Excerpt provided =>
▶

Robert Mylne (1633 - 10 December 1710) was a Scottish stonemason and architect. A descendant of the Mylne family of masons and builders, Robert was the last Master Mason to the Crown of Scotland, a post he held from 1668 until his death.

==Biography==
Robert was a member of the Mylne family of masons and architects. His grandfather, John Mylne (died 1657), served as Master Mason to the Crown from 1631 to 1636, when he resigned in favour of his eldest son, also named John Mylne (1611–1667). His second son, Alexander Mylne (1613–1643), was an architectural sculptor, who carved statues for Parliament House. Robert was the son of Alexander Mylne, and served his apprenticeship with his childless uncle John.

After his apprenticeship, Mylne undertook his first known building project at John Wood's Hospital, Upper Largo, Fife, in 1665. In 1668 he was engaged to build a new mercat cross at Perth, to replace one destroyed by Oliver Cromwell's army in 1652. After his uncle's death, he completed Leslie House, for the Earl of Rothes, and extended Wemyss Castle for the Earl of Wemyss. He also worked at Drumlanrig Castle, for the Earl of Queensberry. As Royal master mason, Mylne was responsible for works to the Royal castles, and repaired Edinburgh Castle in 1662, 1677, and 1685. The Mylne Battery at the castle was named after him.

◀

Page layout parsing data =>
▶

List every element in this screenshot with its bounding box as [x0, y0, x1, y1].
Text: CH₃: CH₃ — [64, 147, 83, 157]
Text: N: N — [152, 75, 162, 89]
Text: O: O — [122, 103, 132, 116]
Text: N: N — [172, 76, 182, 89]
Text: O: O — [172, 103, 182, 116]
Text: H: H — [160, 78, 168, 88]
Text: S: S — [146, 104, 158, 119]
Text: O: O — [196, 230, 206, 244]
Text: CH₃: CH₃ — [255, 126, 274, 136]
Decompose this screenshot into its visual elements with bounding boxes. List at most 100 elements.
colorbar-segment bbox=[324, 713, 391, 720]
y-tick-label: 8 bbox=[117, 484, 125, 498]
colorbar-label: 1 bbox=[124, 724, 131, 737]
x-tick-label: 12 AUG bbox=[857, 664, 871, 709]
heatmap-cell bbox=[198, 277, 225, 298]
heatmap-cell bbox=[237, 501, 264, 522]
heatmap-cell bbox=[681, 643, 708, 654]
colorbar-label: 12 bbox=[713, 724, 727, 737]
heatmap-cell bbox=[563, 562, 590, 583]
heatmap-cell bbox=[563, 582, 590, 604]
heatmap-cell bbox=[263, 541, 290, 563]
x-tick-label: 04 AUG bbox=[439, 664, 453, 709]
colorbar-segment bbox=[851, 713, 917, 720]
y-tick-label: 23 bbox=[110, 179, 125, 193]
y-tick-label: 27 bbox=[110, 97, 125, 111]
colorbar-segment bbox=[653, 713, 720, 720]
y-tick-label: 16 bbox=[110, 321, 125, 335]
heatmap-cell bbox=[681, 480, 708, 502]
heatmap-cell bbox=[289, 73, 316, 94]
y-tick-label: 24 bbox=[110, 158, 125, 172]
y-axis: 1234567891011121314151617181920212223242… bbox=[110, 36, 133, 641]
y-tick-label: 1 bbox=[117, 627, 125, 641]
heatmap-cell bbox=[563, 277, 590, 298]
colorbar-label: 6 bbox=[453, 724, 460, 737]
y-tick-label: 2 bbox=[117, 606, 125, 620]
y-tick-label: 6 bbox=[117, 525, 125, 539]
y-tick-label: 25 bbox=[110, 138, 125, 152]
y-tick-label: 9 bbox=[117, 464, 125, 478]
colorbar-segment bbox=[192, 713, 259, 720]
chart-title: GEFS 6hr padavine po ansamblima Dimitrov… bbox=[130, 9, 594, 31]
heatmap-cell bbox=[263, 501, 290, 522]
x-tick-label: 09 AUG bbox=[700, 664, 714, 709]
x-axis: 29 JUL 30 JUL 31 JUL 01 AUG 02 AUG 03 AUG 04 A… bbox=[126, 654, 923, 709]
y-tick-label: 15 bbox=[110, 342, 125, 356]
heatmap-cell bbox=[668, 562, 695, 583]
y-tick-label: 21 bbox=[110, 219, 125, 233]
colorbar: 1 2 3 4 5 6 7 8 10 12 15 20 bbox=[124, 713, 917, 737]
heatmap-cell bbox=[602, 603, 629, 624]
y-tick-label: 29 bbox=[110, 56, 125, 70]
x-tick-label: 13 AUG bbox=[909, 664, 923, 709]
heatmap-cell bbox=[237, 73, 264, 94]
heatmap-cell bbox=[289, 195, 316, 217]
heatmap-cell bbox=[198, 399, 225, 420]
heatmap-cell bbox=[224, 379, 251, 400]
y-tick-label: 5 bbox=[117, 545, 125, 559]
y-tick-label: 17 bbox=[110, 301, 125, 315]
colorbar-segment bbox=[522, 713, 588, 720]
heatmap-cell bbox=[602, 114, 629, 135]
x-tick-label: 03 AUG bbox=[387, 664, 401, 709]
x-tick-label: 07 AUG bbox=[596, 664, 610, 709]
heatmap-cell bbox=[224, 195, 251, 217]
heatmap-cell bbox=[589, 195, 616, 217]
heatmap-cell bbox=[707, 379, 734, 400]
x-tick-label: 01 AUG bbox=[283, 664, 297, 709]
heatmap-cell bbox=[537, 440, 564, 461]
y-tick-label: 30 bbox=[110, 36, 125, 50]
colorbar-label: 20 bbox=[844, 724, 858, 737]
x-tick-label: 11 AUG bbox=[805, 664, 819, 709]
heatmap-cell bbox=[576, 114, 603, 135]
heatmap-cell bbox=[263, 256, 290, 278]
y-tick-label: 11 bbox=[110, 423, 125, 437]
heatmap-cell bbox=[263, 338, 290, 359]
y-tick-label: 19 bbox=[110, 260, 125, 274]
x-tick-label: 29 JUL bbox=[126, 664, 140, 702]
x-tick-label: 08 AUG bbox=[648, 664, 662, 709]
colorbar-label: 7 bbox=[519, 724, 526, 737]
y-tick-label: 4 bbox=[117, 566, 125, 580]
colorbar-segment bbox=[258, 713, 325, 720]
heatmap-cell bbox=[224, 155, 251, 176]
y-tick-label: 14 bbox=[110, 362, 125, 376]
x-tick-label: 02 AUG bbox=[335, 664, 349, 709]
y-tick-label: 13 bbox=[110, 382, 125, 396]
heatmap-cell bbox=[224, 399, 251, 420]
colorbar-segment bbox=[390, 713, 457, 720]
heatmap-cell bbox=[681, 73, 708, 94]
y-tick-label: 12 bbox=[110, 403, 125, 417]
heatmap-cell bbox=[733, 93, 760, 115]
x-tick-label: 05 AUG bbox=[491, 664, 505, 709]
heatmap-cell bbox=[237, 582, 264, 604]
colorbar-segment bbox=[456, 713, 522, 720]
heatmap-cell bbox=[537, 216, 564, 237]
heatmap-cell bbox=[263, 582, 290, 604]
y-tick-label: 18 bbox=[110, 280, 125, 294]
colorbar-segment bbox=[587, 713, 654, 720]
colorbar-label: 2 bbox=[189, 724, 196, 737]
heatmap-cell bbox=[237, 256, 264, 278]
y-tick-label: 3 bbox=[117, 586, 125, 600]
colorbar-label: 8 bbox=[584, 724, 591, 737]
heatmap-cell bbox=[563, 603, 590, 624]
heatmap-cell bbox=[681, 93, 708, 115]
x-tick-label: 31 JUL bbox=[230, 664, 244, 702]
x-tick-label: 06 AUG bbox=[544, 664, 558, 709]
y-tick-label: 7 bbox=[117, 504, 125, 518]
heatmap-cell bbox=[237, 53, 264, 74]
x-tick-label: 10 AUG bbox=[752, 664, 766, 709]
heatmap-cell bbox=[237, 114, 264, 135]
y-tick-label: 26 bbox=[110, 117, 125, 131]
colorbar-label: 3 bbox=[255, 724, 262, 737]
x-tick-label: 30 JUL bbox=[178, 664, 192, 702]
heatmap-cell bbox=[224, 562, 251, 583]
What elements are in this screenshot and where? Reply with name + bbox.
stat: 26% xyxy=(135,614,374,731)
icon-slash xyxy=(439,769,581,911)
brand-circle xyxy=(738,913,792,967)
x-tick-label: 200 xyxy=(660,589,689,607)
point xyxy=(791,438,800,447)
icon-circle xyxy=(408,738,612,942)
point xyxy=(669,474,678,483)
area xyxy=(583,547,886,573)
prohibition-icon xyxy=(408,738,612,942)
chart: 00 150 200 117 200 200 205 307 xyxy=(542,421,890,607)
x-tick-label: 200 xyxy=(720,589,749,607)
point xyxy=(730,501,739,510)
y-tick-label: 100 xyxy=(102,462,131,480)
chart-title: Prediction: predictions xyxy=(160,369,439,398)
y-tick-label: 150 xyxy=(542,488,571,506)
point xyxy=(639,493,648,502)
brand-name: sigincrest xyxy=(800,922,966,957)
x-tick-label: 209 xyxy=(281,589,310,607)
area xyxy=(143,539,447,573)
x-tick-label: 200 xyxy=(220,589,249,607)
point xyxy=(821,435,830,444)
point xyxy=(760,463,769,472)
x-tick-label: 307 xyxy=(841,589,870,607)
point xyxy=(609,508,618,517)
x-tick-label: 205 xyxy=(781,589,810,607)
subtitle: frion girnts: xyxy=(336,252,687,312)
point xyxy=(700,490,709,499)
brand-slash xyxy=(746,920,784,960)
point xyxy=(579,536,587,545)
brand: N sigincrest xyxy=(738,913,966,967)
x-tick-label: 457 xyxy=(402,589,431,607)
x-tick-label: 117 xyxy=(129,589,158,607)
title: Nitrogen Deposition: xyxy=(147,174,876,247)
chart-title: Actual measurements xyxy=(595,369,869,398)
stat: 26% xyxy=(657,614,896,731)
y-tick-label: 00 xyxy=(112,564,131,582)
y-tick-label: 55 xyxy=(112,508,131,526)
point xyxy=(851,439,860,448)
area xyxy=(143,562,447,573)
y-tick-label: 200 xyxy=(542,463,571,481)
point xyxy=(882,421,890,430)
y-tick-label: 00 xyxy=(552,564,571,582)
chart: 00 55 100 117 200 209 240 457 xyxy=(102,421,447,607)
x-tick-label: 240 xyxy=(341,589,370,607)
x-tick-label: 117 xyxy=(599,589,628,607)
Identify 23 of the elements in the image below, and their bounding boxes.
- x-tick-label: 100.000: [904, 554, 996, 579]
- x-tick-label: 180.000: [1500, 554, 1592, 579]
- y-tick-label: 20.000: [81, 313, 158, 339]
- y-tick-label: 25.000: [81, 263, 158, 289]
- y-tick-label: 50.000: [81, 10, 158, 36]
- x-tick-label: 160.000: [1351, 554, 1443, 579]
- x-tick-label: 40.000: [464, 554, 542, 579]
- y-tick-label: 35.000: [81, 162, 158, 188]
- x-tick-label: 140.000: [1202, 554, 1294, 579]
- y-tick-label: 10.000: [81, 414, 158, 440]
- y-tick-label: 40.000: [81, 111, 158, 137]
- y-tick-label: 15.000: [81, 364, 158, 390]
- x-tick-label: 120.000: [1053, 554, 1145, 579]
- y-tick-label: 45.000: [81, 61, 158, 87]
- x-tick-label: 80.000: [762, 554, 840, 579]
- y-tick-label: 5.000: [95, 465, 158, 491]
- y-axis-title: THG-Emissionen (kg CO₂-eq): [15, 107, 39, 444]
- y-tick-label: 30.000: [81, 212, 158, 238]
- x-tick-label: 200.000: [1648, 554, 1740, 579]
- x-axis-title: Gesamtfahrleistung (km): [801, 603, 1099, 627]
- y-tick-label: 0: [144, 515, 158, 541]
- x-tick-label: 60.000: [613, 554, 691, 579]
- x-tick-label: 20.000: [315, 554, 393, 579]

◀

About this task => Continue the biography of Robert Mylne, the Scottish master mason, from the point where it stops.

Exercise response =>
In 1671, work began on Holyrood Palace, on the orders of King Charles II. Sir William Bruce prepared the Palladian design, although Mylne drew up the plans, and was appointed master mason and contractor in charge of the works. His name appears on a pillar in the north-west corner of the internal courtyard. Simultaneously, Mylne was working under Bruce at Thirlestane Castle, home of the Duke of Lauderdale, who, as Secretary of State for Scotland, was also overseeing the work at Holyrood. Also for Lauderdale, Mylne built gate piers, to Bruce's design, for the Duke's English home, Ham House in Surrey.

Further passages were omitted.